- [What to work on]:
Transcribe the records below exactly as they appear.

Dataset excerpts:
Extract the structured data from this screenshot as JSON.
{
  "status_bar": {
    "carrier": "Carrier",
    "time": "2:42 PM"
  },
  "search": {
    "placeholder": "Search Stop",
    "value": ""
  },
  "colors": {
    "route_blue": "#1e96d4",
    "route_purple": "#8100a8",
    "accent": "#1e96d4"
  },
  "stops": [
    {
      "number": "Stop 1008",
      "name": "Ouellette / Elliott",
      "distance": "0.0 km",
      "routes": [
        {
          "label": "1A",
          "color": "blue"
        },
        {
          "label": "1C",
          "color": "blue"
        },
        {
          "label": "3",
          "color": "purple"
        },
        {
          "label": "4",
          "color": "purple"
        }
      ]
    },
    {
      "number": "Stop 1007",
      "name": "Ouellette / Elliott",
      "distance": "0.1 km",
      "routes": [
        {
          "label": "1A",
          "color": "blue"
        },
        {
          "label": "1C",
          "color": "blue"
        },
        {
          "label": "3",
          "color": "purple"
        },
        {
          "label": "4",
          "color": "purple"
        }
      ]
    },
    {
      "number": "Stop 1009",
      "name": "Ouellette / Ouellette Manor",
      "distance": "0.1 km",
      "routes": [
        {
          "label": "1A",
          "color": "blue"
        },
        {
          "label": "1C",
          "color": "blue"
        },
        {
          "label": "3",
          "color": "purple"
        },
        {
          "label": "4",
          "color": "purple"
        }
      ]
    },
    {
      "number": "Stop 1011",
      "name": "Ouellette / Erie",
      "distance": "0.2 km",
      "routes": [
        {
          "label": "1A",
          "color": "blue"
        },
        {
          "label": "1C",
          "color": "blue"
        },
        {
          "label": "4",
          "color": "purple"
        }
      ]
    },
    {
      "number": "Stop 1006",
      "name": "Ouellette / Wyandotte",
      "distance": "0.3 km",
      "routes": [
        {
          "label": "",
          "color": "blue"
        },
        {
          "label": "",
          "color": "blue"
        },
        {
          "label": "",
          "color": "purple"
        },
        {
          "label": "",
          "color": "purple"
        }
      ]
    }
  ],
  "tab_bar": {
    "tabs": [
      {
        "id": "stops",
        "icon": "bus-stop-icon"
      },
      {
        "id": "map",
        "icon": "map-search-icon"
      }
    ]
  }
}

- [Finished exercise]:
Extract the structured data from this screenshot as JSON.
{
  "status_bar": {
    "carrier": "Carrier",
    "time": "2:42 PM"
  },
  "search": {
    "placeholder": "Search Stop",
    "value": ""
  },
  "colors": {
    "route_blue": "#1e96d4",
    "route_purple": "#8100a8",
    "accent": "#1e96d4"
  },
  "stops": [
    {
      "number": "Stop 1008",
      "name": "Ouellette / Elliott",
      "distance": "0.0 km",
      "routes": [
        {
          "label": "1A",
          "color": "blue"
        },
        {
          "label": "1C",
          "color": "blue"
        },
        {
          "label": "3",
          "color": "purple"
        },
        {
          "label": "4",
          "color": "purple"
        }
      ]
    },
    {
      "number": "Stop 1007",
      "name": "Ouellette / Elliott",
      "distance": "0.1 km",
      "routes": [
        {
          "label": "1A",
          "color": "blue"
        },
        {
          "label": "1C",
          "color": "blue"
        },
        {
          "label": "3",
          "color": "purple"
        },
        {
          "label": "4",
          "color": "purple"
        }
      ]
    },
    {
      "number": "Stop 1009",
      "name": "Ouellette / Ouellette Manor",
      "distance": "0.1 km",
      "routes": [
        {
          "label": "1A",
          "color": "blue"
        },
        {
          "label": "1C",
          "color": "blue"
        },
        {
          "label": "3",
          "color": "purple"
        },
        {
          "label": "4",
          "color": "purple"
        }
      ]
    },
    {
      "number": "Stop 1011",
      "name": "Ouellette / Erie",
      "distance": "0.2 km",
      "routes": [
        {
          "label": "1A",
          "color": "blue"
        },
        {
          "label": "1C",
          "color": "blue"
        },
        {
          "label": "4",
          "color": "purple"
        }
      ]
    },
    {
      "number": "Stop 1006",
      "name": "Ouellette / Wyandotte",
      "distance": "0.3 km",
      "routes": [
        {
          "label": "",
          "color": "blue"
        },
        {
          "label": "",
          "color": "blue"
        },
        {
          "label": "",
          "color": "purple"
        },
        {
          "label": "",
          "color": "purple"
        }
      ]
    }
  ],
  "tab_bar": {
    "tabs": [
      {
        "id": "stops",
        "icon": "bus-stop-icon"
      },
      {
        "id": "map",
        "icon": "map-search-icon"
      }
    ]
  }
}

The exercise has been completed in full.